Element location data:
Start
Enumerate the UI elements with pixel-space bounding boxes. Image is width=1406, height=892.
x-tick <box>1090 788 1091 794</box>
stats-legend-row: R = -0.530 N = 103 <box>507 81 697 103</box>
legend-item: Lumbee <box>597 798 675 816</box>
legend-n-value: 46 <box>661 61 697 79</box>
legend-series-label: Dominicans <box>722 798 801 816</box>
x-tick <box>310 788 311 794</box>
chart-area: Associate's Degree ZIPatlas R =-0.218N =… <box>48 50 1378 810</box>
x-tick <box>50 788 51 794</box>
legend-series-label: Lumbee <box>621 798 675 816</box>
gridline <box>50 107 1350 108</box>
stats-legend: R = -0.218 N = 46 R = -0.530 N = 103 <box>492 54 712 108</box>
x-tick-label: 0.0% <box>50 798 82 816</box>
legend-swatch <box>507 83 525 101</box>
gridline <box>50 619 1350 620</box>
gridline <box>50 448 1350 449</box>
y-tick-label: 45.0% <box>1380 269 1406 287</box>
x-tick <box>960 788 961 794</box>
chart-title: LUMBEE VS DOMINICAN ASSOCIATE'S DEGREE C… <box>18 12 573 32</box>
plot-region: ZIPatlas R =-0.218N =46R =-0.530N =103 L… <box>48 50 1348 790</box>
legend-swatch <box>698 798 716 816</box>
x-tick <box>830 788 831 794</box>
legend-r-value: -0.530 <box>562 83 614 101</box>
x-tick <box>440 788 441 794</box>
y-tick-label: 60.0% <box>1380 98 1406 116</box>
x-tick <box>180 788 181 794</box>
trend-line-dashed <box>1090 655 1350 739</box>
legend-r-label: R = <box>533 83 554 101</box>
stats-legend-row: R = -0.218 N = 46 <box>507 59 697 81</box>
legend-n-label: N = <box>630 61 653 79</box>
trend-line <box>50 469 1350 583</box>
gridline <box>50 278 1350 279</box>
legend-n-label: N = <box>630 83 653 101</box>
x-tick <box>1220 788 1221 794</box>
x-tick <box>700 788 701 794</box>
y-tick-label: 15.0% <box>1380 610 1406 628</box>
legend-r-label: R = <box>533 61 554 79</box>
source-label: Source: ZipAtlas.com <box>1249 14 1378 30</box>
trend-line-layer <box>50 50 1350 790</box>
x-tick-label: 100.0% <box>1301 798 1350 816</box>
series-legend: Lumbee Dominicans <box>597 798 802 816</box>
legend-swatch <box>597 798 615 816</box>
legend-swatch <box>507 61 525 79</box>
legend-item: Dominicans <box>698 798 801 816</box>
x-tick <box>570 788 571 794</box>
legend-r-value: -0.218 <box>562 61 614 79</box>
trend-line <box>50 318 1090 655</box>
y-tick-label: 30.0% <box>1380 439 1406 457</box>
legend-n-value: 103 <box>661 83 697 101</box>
End
YOUR GOAL:
Reproduce verbatim the lines running from the first one through the line containing "legend-series-label: Dominicans <box>722", with both of those lines included.

FULL RESPONSE:
Enumerate the UI elements with pixel-space bounding boxes. Image is width=1406, height=892.
x-tick <box>1090 788 1091 794</box>
stats-legend-row: R = -0.530 N = 103 <box>507 81 697 103</box>
legend-item: Lumbee <box>597 798 675 816</box>
legend-n-value: 46 <box>661 61 697 79</box>
legend-series-label: Dominicans <box>722 798 801 816</box>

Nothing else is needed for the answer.